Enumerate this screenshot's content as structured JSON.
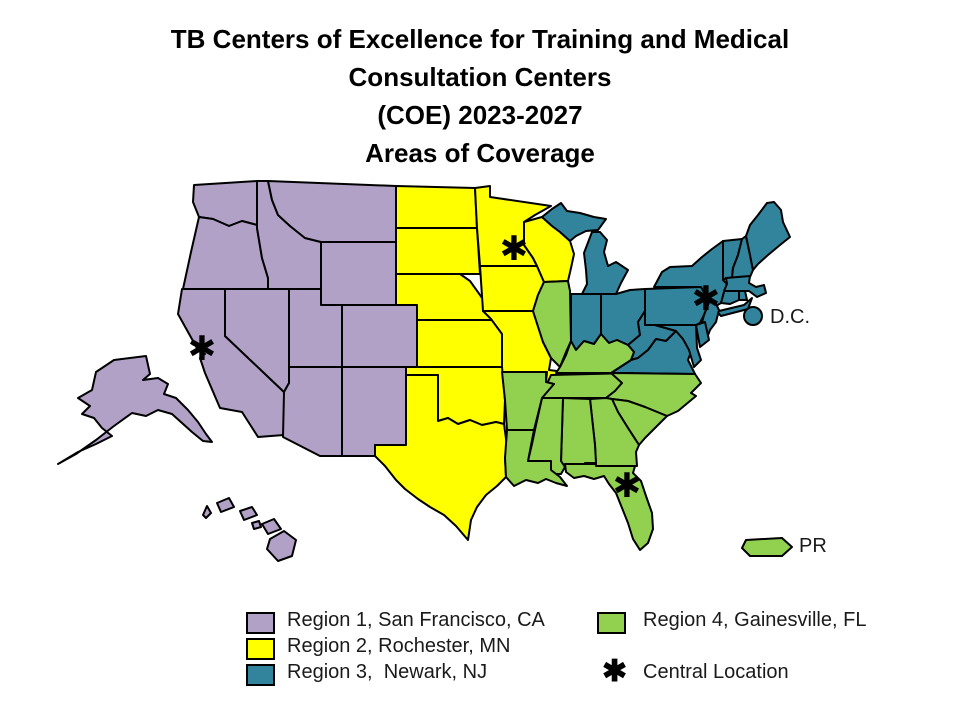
{
  "title": {
    "lines": [
      "TB Centers of Excellence for Training and Medical",
      "Consultation Centers",
      "(COE) 2023-2027",
      "Areas of Coverage"
    ]
  },
  "colors": {
    "background": "#FFFFFF",
    "border": "#000000",
    "text": "#1A1A1A",
    "region1": "#B2A1C7",
    "region2": "#FFFF00",
    "region3": "#31849B",
    "region4": "#92D050"
  },
  "legend": {
    "items": [
      {
        "region": "region1",
        "label": "Region 1, San Francisco, CA"
      },
      {
        "region": "region2",
        "label": "Region 2, Rochester, MN"
      },
      {
        "region": "region3",
        "label": "Region 3,  Newark, NJ"
      },
      {
        "region": "region4",
        "label": "Region 4, Gainesville, FL"
      }
    ],
    "central_location": {
      "symbol": "✱",
      "label": "Central Location"
    }
  },
  "map": {
    "regions": {
      "region1": {
        "name": "Region 1",
        "center": "San Francisco, CA",
        "states": [
          "WA",
          "OR",
          "CA",
          "NV",
          "ID",
          "MT",
          "WY",
          "UT",
          "CO",
          "AZ",
          "NM",
          "AK",
          "HI"
        ]
      },
      "region2": {
        "name": "Region 2",
        "center": "Rochester, MN",
        "states": [
          "ND",
          "SD",
          "NE",
          "KS",
          "MN",
          "IA",
          "MO",
          "WI",
          "OK",
          "TX"
        ]
      },
      "region3": {
        "name": "Region 3",
        "center": "Newark, NJ",
        "states": [
          "MI",
          "IN",
          "OH",
          "PA",
          "NY",
          "NJ",
          "VT",
          "NH",
          "ME",
          "MA",
          "CT",
          "RI",
          "WV",
          "VA",
          "MD",
          "DE"
        ]
      },
      "region4": {
        "name": "Region 4",
        "center": "Gainesville, FL",
        "states": [
          "IL",
          "KY",
          "TN",
          "NC",
          "SC",
          "GA",
          "AL",
          "MS",
          "AR",
          "LA",
          "FL",
          "PR"
        ]
      }
    },
    "central_location_states": [
      "CA",
      "MN",
      "NJ",
      "FL"
    ],
    "marker_symbol": "✱",
    "labels": {
      "dc": "D.C.",
      "pr": "PR"
    }
  }
}
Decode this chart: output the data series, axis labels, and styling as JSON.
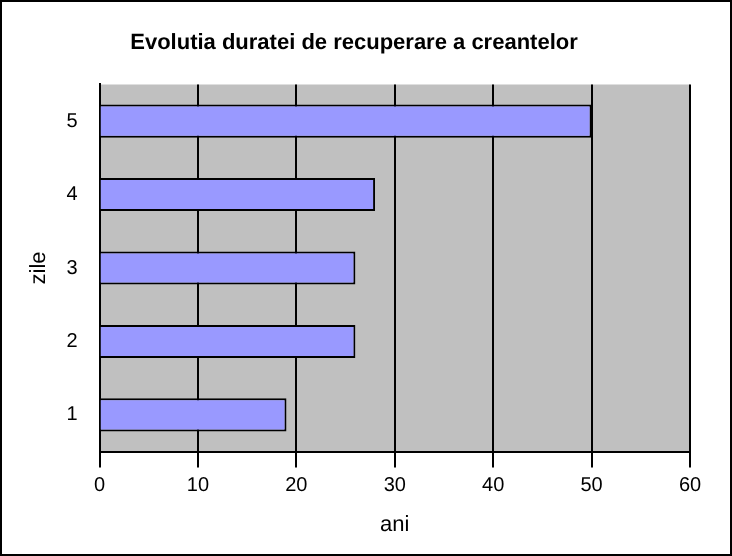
{
  "chart_data": {
    "type": "bar",
    "orientation": "horizontal",
    "title": "Evolutia duratei de recuperare a creantelor",
    "xlabel": "ani",
    "ylabel": "zile",
    "categories": [
      "5",
      "4",
      "3",
      "2",
      "1"
    ],
    "values": [
      50,
      28,
      26,
      26,
      19
    ],
    "color": "#9999ff",
    "xlim": [
      0,
      60
    ],
    "xticks": [
      0,
      10,
      20,
      30,
      40,
      50,
      60
    ],
    "grid": "x",
    "legend": false
  }
}
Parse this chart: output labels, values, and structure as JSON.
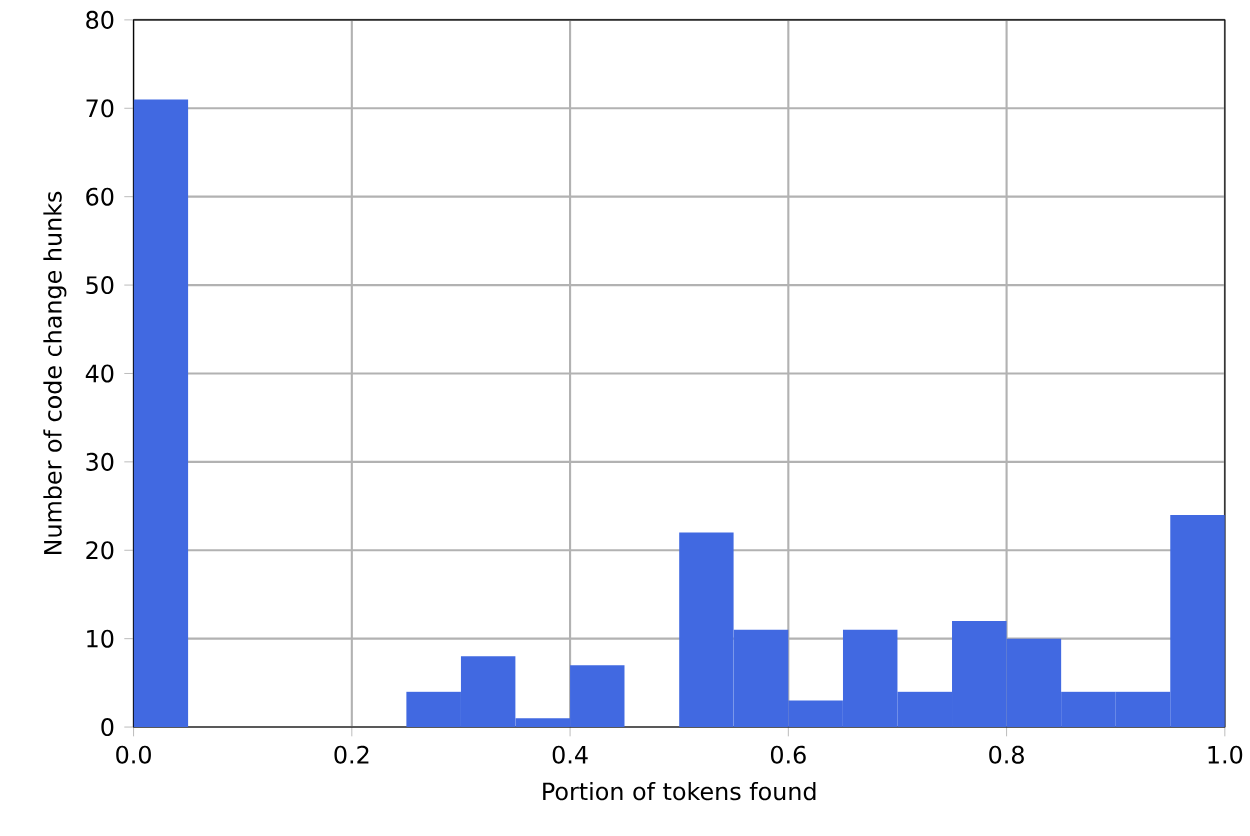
{
  "chart_data": {
    "type": "histogram",
    "xlabel": "Portion of tokens found",
    "ylabel": "Number of code change hunks",
    "bins": [
      0,
      0.05,
      0.1,
      0.15,
      0.2,
      0.25,
      0.3,
      0.35,
      0.4,
      0.45,
      0.5,
      0.55,
      0.6,
      0.65,
      0.7,
      0.75,
      0.8,
      0.85,
      0.9,
      0.95,
      1.0
    ],
    "values": [
      71,
      0,
      0,
      0,
      0,
      4,
      8,
      1,
      7,
      0,
      22,
      11,
      3,
      11,
      4,
      12,
      10,
      4,
      4,
      24
    ],
    "color": "#4169e1",
    "xlim": [
      0,
      1
    ],
    "ylim": [
      0,
      80
    ],
    "xticks": [
      {
        "value": 0,
        "label": "0.0"
      },
      0.2,
      0.4,
      0.6,
      0.8,
      {
        "value": 1,
        "label": "1.0"
      }
    ],
    "yticks": [
      0,
      10,
      20,
      30,
      40,
      50,
      60,
      70,
      80
    ],
    "grid": true
  }
}
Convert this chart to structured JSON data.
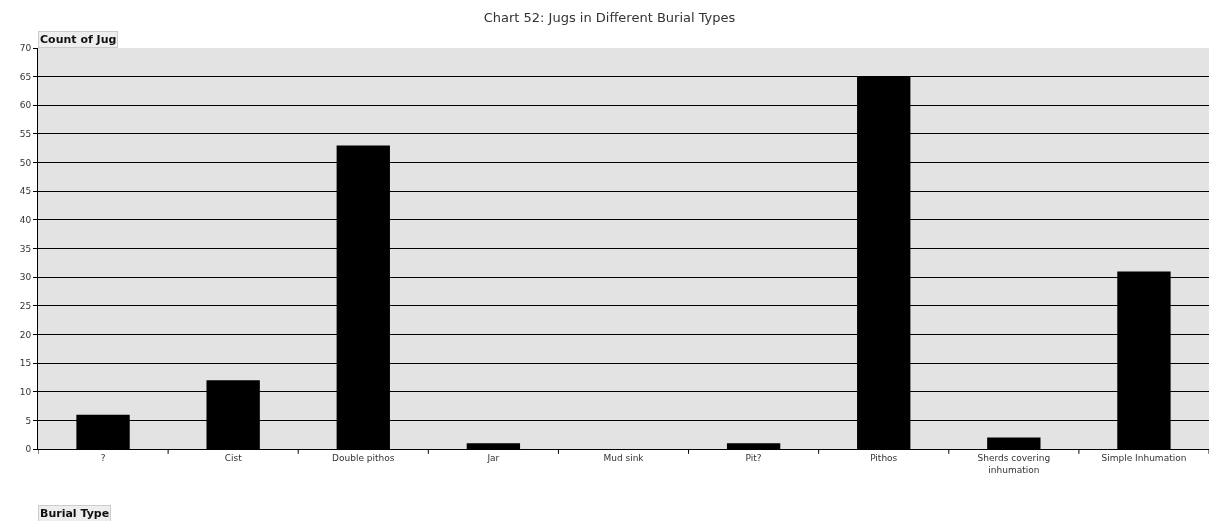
{
  "chart_data": {
    "type": "bar",
    "title": "Chart 52: Jugs in Different Burial Types",
    "xlabel": "Burial Type",
    "ylabel": "Count of Jug",
    "categories": [
      "?",
      "Cist",
      "Double pithos",
      "Jar",
      "Mud sink",
      "Pit?",
      "Pithos",
      "Sherds covering inhumation",
      "Simple Inhumation"
    ],
    "values": [
      6,
      12,
      53,
      1,
      0,
      1,
      65,
      2,
      31
    ],
    "color": "#000000",
    "ylim": [
      0,
      70
    ],
    "yticks": [
      0,
      5,
      10,
      15,
      20,
      25,
      30,
      35,
      40,
      45,
      50,
      55,
      60,
      65,
      70
    ],
    "grid": "y"
  }
}
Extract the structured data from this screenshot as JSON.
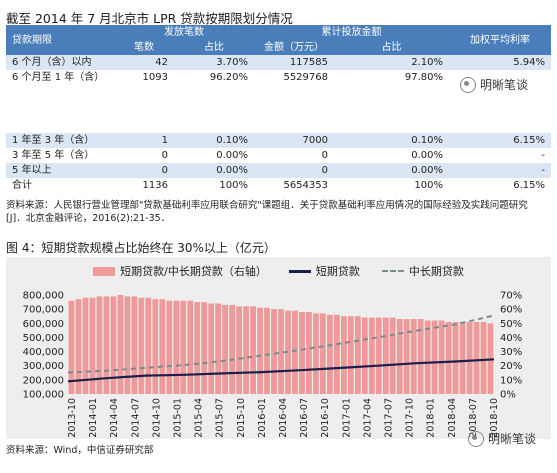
******************************
- _What you need to do_
Omit any images, then output the listing exactly.

- _Solution_
Enumerate this screenshot's content as structured JSON.
{
  "title": {
    "lines": [
      "TB Centers of Excellence for Training and Medical",
      "Consultation Centers",
      "(COE) 2023-2027",
      "Areas of Coverage"
    ]
  },
  "colors": {
    "background": "#FFFFFF",
    "border": "#000000",
    "text": "#1A1A1A",
    "region1": "#B2A1C7",
    "region2": "#FFFF00",
    "region3": "#31849B",
    "region4": "#92D050"
  },
  "legend": {
    "items": [
      {
        "region": "region1",
        "label": "Region 1, San Francisco, CA"
      },
      {
        "region": "region2",
        "label": "Region 2, Rochester, MN"
      },
      {
        "region": "region3",
        "label": "Region 3,  Newark, NJ"
      },
      {
        "region": "region4",
        "label": "Region 4, Gainesville, FL"
      }
    ],
    "central_location": {
      "symbol": "✱",
      "label": "Central Location"
    }
  },
  "map": {
    "regions": {
      "region1": {
        "name": "Region 1",
        "center": "San Francisco, CA",
        "states": [
          "WA",
          "OR",
          "CA",
          "NV",
          "ID",
          "MT",
          "WY",
          "UT",
          "CO",
          "AZ",
          "NM",
          "AK",
          "HI"
        ]
      },
      "region2": {
        "name": "Region 2",
        "center": "Rochester, MN",
        "states": [
          "ND",
          "SD",
          "NE",
          "KS",
          "MN",
          "IA",
          "MO",
          "WI",
          "OK",
          "TX"
        ]
      },
      "region3": {
        "name": "Region 3",
        "center": "Newark, NJ",
        "states": [
          "MI",
          "IN",
          "OH",
          "PA",
          "NY",
          "NJ",
          "VT",
          "NH",
          "ME",
          "MA",
          "CT",
          "RI",
          "WV",
          "VA",
          "MD",
          "DE"
        ]
      },
      "region4": {
        "name": "Region 4",
        "center": "Gainesville, FL",
        "states": [
          "IL",
          "KY",
          "TN",
          "NC",
          "SC",
          "GA",
          "AL",
          "MS",
          "AR",
          "LA",
          "FL",
          "PR"
        ]
      }
    },
    "central_location_states": [
      "CA",
      "MN",
      "NJ",
      "FL"
    ],
    "marker_symbol": "✱",
    "labels": {
      "dc": "D.C.",
      "pr": "PR"
    }
  }
}
Decode this chart: output the data series, axis labels, and styling as JSON.
{
  "chart_data": {
    "type": "bar",
    "orientation": "horizontal",
    "title": "Evolutia duratei de recuperare a creantelor",
    "xlabel": "ani",
    "ylabel": "zile",
    "categories": [
      "5",
      "4",
      "3",
      "2",
      "1"
    ],
    "values": [
      50,
      28,
      26,
      26,
      19
    ],
    "color": "#9999ff",
    "xlim": [
      0,
      60
    ],
    "xticks": [
      0,
      10,
      20,
      30,
      40,
      50,
      60
    ],
    "grid": "x",
    "legend": false
  }
}
Parse this chart: output labels, values, and structure as JSON.
{
  "chart_data": {
    "type": "histogram",
    "xlabel": "Portion of tokens found",
    "ylabel": "Number of code change hunks",
    "bins": [
      0,
      0.05,
      0.1,
      0.15,
      0.2,
      0.25,
      0.3,
      0.35,
      0.4,
      0.45,
      0.5,
      0.55,
      0.6,
      0.65,
      0.7,
      0.75,
      0.8,
      0.85,
      0.9,
      0.95,
      1.0
    ],
    "values": [
      71,
      0,
      0,
      0,
      0,
      4,
      8,
      1,
      7,
      0,
      22,
      11,
      3,
      11,
      4,
      12,
      10,
      4,
      4,
      24
    ],
    "color": "#4169e1",
    "xlim": [
      0,
      1
    ],
    "ylim": [
      0,
      80
    ],
    "xticks": [
      {
        "value": 0,
        "label": "0.0"
      },
      0.2,
      0.4,
      0.6,
      0.8,
      {
        "value": 1,
        "label": "1.0"
      }
    ],
    "yticks": [
      0,
      10,
      20,
      30,
      40,
      50,
      60,
      70,
      80
    ],
    "grid": true
  }
}
Convert this chart to structured JSON data.
{
  "chart_data": {
    "type": "bar",
    "title": "Chart 52: Jugs in Different Burial Types",
    "xlabel": "Burial Type",
    "ylabel": "Count of Jug",
    "categories": [
      "?",
      "Cist",
      "Double pithos",
      "Jar",
      "Mud sink",
      "Pit?",
      "Pithos",
      "Sherds covering inhumation",
      "Simple Inhumation"
    ],
    "values": [
      6,
      12,
      53,
      1,
      0,
      1,
      65,
      2,
      31
    ],
    "color": "#000000",
    "ylim": [
      0,
      70
    ],
    "yticks": [
      0,
      5,
      10,
      15,
      20,
      25,
      30,
      35,
      40,
      45,
      50,
      55,
      60,
      65,
      70
    ],
    "grid": "y"
  }
}
Extract the structured data from this screenshot as JSON.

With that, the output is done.